What to do
Write out the entire listing below exactly as it appears, minus any pictures.

(Data tied to figure images)
• • • • •

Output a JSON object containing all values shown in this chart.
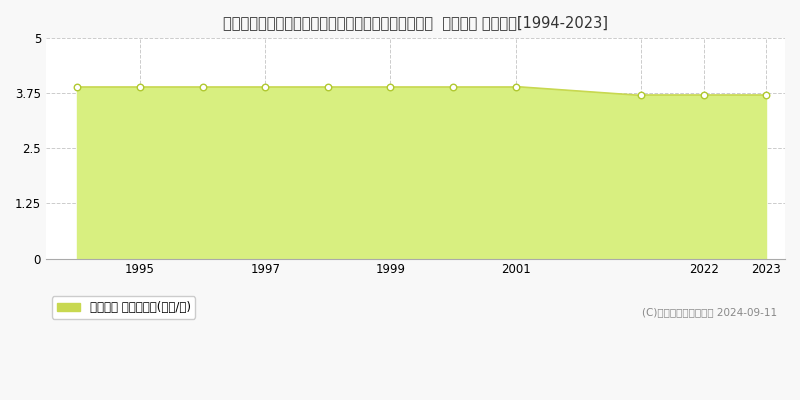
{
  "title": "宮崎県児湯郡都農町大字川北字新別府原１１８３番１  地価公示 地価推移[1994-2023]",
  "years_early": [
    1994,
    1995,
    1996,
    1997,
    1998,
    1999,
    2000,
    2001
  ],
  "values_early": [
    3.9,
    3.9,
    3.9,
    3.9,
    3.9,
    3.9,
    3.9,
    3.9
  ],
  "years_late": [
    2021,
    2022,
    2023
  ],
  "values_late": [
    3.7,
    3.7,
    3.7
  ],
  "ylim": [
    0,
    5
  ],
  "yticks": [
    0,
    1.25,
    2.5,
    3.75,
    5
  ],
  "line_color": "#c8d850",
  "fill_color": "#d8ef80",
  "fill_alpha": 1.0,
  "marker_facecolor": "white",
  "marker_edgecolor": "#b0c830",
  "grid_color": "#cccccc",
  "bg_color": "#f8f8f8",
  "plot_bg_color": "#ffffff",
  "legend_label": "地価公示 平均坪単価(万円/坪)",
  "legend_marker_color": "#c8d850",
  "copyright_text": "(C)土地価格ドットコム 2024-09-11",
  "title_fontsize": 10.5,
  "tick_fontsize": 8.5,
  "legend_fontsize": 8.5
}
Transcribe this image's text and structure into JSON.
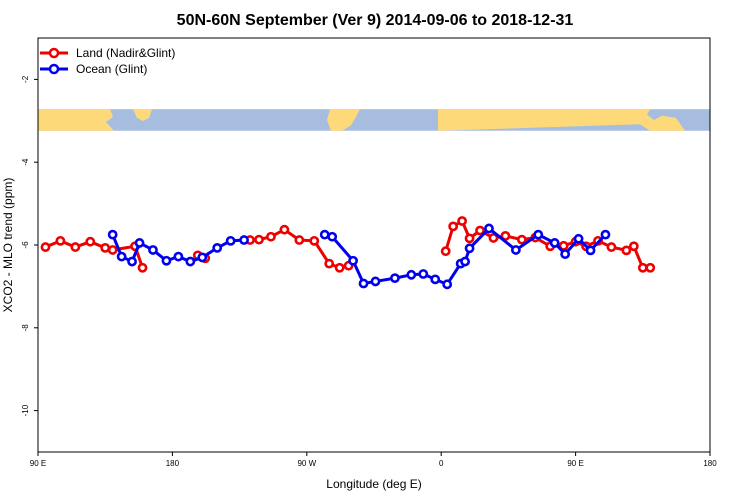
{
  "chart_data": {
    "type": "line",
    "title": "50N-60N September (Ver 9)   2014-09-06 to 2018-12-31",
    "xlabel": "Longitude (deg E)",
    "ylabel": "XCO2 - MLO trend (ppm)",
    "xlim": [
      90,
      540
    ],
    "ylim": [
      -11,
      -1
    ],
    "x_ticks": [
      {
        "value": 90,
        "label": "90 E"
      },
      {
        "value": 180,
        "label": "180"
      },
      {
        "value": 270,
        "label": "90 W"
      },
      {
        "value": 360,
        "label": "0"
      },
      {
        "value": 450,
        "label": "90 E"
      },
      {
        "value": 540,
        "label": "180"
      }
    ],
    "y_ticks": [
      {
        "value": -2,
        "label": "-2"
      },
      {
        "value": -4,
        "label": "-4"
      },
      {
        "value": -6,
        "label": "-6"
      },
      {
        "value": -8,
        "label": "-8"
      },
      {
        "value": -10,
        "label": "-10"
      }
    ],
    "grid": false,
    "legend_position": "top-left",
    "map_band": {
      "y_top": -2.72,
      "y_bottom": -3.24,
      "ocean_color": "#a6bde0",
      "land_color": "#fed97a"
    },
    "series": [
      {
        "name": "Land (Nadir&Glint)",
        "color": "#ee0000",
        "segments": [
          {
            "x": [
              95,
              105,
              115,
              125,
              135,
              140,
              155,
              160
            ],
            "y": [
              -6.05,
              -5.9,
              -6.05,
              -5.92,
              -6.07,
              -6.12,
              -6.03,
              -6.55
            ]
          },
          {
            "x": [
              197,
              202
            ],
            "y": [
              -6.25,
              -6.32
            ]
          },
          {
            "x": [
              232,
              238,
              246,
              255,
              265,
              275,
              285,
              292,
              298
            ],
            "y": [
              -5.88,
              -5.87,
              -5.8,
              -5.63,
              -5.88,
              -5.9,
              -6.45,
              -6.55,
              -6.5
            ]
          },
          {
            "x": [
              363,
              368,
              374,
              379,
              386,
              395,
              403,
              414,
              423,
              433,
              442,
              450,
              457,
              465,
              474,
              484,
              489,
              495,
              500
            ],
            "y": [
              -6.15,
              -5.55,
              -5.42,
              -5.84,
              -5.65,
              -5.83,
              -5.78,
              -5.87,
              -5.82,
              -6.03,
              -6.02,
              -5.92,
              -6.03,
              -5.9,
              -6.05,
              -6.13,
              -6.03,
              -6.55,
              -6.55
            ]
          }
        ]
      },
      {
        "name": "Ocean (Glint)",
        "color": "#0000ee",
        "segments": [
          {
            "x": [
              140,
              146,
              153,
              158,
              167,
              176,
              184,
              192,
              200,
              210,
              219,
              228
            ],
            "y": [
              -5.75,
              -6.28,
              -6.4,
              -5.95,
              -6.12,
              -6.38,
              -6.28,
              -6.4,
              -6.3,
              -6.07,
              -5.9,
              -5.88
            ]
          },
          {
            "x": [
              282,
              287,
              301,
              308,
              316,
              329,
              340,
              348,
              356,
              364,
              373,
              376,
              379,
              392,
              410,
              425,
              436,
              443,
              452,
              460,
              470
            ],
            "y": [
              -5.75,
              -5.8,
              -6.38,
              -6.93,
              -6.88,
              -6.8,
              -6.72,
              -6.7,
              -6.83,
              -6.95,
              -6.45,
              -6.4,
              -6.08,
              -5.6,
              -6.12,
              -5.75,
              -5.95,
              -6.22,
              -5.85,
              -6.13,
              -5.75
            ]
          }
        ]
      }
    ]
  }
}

• • • • •

The completed task
Output a JSON object containing all values shown in this chart.
{
  "title": "宮崎県児湯郡都農町大字川北字新別府原１１８３番１  地価公示 地価推移[1994-2023]",
  "years_early": [
    1994,
    1995,
    1996,
    1997,
    1998,
    1999,
    2000,
    2001
  ],
  "values_early": [
    3.9,
    3.9,
    3.9,
    3.9,
    3.9,
    3.9,
    3.9,
    3.9
  ],
  "years_late": [
    2021,
    2022,
    2023
  ],
  "values_late": [
    3.7,
    3.7,
    3.7
  ],
  "ylim": [
    0,
    5
  ],
  "yticks": [
    0,
    1.25,
    2.5,
    3.75,
    5
  ],
  "line_color": "#c8d850",
  "fill_color": "#d8ef80",
  "fill_alpha": 1.0,
  "marker_facecolor": "white",
  "marker_edgecolor": "#b0c830",
  "grid_color": "#cccccc",
  "bg_color": "#f8f8f8",
  "plot_bg_color": "#ffffff",
  "legend_label": "地価公示 平均坪単価(万円/坪)",
  "legend_marker_color": "#c8d850",
  "copyright_text": "(C)土地価格ドットコム 2024-09-11",
  "title_fontsize": 10.5,
  "tick_fontsize": 8.5,
  "legend_fontsize": 8.5
}
Transcribe this image's text and structure into JSON.
{
  "chart_data": {
    "type": "line",
    "title": "50N-60N September (Ver 9)   2014-09-06 to 2018-12-31",
    "xlabel": "Longitude (deg E)",
    "ylabel": "XCO2 - MLO trend (ppm)",
    "xlim": [
      90,
      540
    ],
    "ylim": [
      -11,
      -1
    ],
    "x_ticks": [
      {
        "value": 90,
        "label": "90 E"
      },
      {
        "value": 180,
        "label": "180"
      },
      {
        "value": 270,
        "label": "90 W"
      },
      {
        "value": 360,
        "label": "0"
      },
      {
        "value": 450,
        "label": "90 E"
      },
      {
        "value": 540,
        "label": "180"
      }
    ],
    "y_ticks": [
      {
        "value": -2,
        "label": "-2"
      },
      {
        "value": -4,
        "label": "-4"
      },
      {
        "value": -6,
        "label": "-6"
      },
      {
        "value": -8,
        "label": "-8"
      },
      {
        "value": -10,
        "label": "-10"
      }
    ],
    "grid": false,
    "legend_position": "top-left",
    "map_band": {
      "y_top": -2.72,
      "y_bottom": -3.24,
      "ocean_color": "#a6bde0",
      "land_color": "#fed97a"
    },
    "series": [
      {
        "name": "Land (Nadir&Glint)",
        "color": "#ee0000",
        "segments": [
          {
            "x": [
              95,
              105,
              115,
              125,
              135,
              140,
              155,
              160
            ],
            "y": [
              -6.05,
              -5.9,
              -6.05,
              -5.92,
              -6.07,
              -6.12,
              -6.03,
              -6.55
            ]
          },
          {
            "x": [
              197,
              202
            ],
            "y": [
              -6.25,
              -6.32
            ]
          },
          {
            "x": [
              232,
              238,
              246,
              255,
              265,
              275,
              285,
              292,
              298
            ],
            "y": [
              -5.88,
              -5.87,
              -5.8,
              -5.63,
              -5.88,
              -5.9,
              -6.45,
              -6.55,
              -6.5
            ]
          },
          {
            "x": [
              363,
              368,
              374,
              379,
              386,
              395,
              403,
              414,
              423,
              433,
              442,
              450,
              457,
              465,
              474,
              484,
              489,
              495,
              500
            ],
            "y": [
              -6.15,
              -5.55,
              -5.42,
              -5.84,
              -5.65,
              -5.83,
              -5.78,
              -5.87,
              -5.82,
              -6.03,
              -6.02,
              -5.92,
              -6.03,
              -5.9,
              -6.05,
              -6.13,
              -6.03,
              -6.55,
              -6.55
            ]
          }
        ]
      },
      {
        "name": "Ocean (Glint)",
        "color": "#0000ee",
        "segments": [
          {
            "x": [
              140,
              146,
              153,
              158,
              167,
              176,
              184,
              192,
              200,
              210,
              219,
              228
            ],
            "y": [
              -5.75,
              -6.28,
              -6.4,
              -5.95,
              -6.12,
              -6.38,
              -6.28,
              -6.4,
              -6.3,
              -6.07,
              -5.9,
              -5.88
            ]
          },
          {
            "x": [
              282,
              287,
              301,
              308,
              316,
              329,
              340,
              348,
              356,
              364,
              373,
              376,
              379,
              392,
              410,
              425,
              436,
              443,
              452,
              460,
              470
            ],
            "y": [
              -5.75,
              -5.8,
              -6.38,
              -6.93,
              -6.88,
              -6.8,
              -6.72,
              -6.7,
              -6.83,
              -6.95,
              -6.45,
              -6.4,
              -6.08,
              -5.6,
              -6.12,
              -5.75,
              -5.95,
              -6.22,
              -5.85,
              -6.13,
              -5.75
            ]
          }
        ]
      }
    ]
  }
}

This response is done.